[Saved entries]
■ ■ ■ ■ ■ ■ ■

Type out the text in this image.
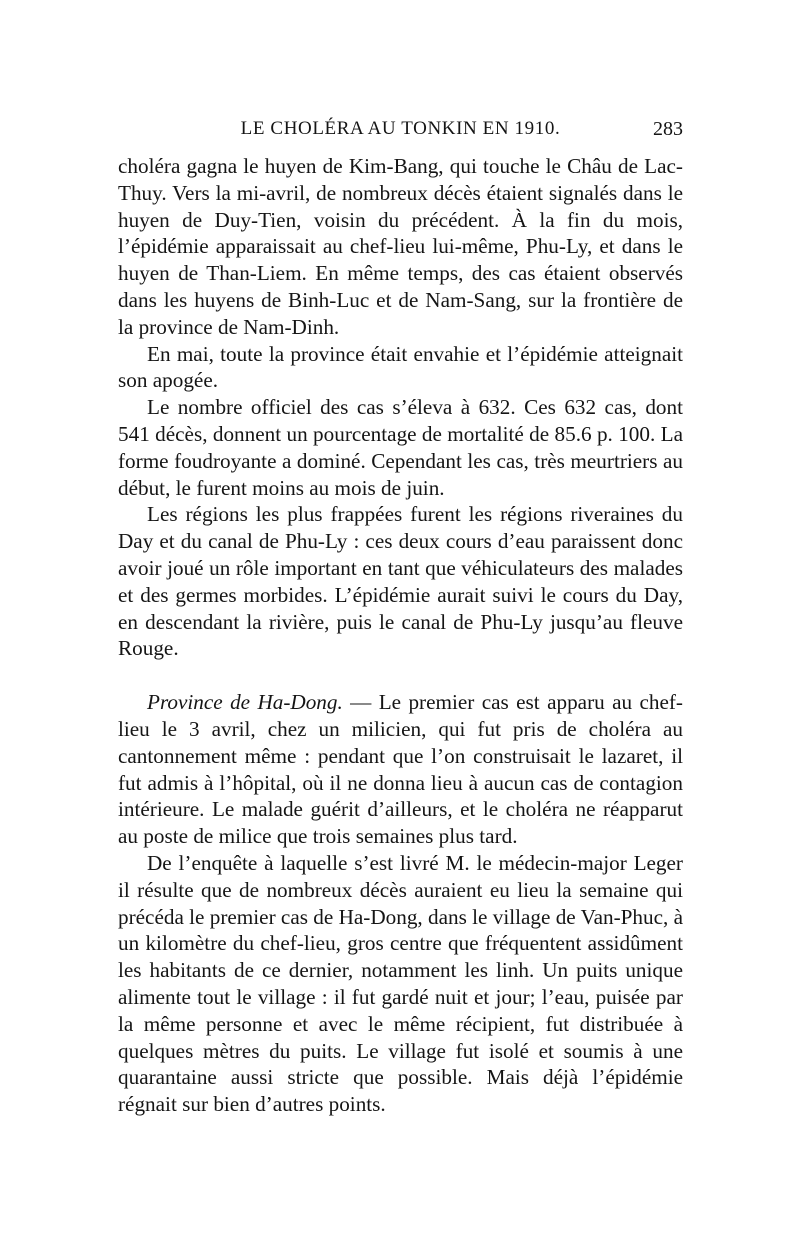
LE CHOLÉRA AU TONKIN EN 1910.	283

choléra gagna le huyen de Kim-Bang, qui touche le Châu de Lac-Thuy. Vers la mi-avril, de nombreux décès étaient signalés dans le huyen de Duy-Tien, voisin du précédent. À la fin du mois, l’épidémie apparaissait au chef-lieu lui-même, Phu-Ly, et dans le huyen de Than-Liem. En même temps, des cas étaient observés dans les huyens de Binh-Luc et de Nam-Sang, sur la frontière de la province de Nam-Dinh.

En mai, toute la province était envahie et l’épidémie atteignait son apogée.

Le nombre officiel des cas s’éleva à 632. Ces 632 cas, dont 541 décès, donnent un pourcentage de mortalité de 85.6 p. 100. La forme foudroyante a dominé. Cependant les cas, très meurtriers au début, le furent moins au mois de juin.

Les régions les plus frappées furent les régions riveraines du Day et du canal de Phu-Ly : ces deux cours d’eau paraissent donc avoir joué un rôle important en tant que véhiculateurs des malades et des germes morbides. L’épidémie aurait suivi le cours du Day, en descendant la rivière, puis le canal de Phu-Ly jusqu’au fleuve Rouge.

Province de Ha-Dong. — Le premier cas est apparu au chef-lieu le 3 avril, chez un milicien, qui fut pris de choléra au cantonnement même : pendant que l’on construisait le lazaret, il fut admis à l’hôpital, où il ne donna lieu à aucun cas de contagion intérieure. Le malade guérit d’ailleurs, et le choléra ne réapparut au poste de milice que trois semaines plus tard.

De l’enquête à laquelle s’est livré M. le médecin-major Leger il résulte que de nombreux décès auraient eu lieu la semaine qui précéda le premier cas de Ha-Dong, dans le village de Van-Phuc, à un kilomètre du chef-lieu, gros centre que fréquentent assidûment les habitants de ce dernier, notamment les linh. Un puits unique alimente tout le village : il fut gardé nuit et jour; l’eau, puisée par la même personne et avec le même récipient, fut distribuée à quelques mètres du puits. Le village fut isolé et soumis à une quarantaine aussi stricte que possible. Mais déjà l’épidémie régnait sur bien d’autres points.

■ ■ ■ ■ ■ ■ ■

## THE REQUEST
All the records need to be repeated exactly, with the images dropped.

## RESULT OF THIS TASK
Type out the text in this image.
LE CHOLÉRA AU TONKIN EN 1910.	283

choléra gagna le huyen de Kim-Bang, qui touche le Châu de Lac-Thuy. Vers la mi-avril, de nombreux décès étaient signalés dans le huyen de Duy-Tien, voisin du précédent. À la fin du mois, l’épidémie apparaissait au chef-lieu lui-même, Phu-Ly, et dans le huyen de Than-Liem. En même temps, des cas étaient observés dans les huyens de Binh-Luc et de Nam-Sang, sur la frontière de la province de Nam-Dinh.

En mai, toute la province était envahie et l’épidémie atteignait son apogée.

Le nombre officiel des cas s’éleva à 632. Ces 632 cas, dont 541 décès, donnent un pourcentage de mortalité de 85.6 p. 100. La forme foudroyante a dominé. Cependant les cas, très meurtriers au début, le furent moins au mois de juin.

Les régions les plus frappées furent les régions riveraines du Day et du canal de Phu-Ly : ces deux cours d’eau paraissent donc avoir joué un rôle important en tant que véhiculateurs des malades et des germes morbides. L’épidémie aurait suivi le cours du Day, en descendant la rivière, puis le canal de Phu-Ly jusqu’au fleuve Rouge.

Province de Ha-Dong. — Le premier cas est apparu au chef-lieu le 3 avril, chez un milicien, qui fut pris de choléra au cantonnement même : pendant que l’on construisait le lazaret, il fut admis à l’hôpital, où il ne donna lieu à aucun cas de contagion intérieure. Le malade guérit d’ailleurs, et le choléra ne réapparut au poste de milice que trois semaines plus tard.

De l’enquête à laquelle s’est livré M. le médecin-major Leger il résulte que de nombreux décès auraient eu lieu la semaine qui précéda le premier cas de Ha-Dong, dans le village de Van-Phuc, à un kilomètre du chef-lieu, gros centre que fréquentent assidûment les habitants de ce dernier, notamment les linh. Un puits unique alimente tout le village : il fut gardé nuit et jour; l’eau, puisée par la même personne et avec le même récipient, fut distribuée à quelques mètres du puits. Le village fut isolé et soumis à une quarantaine aussi stricte que possible. Mais déjà l’épidémie régnait sur bien d’autres points.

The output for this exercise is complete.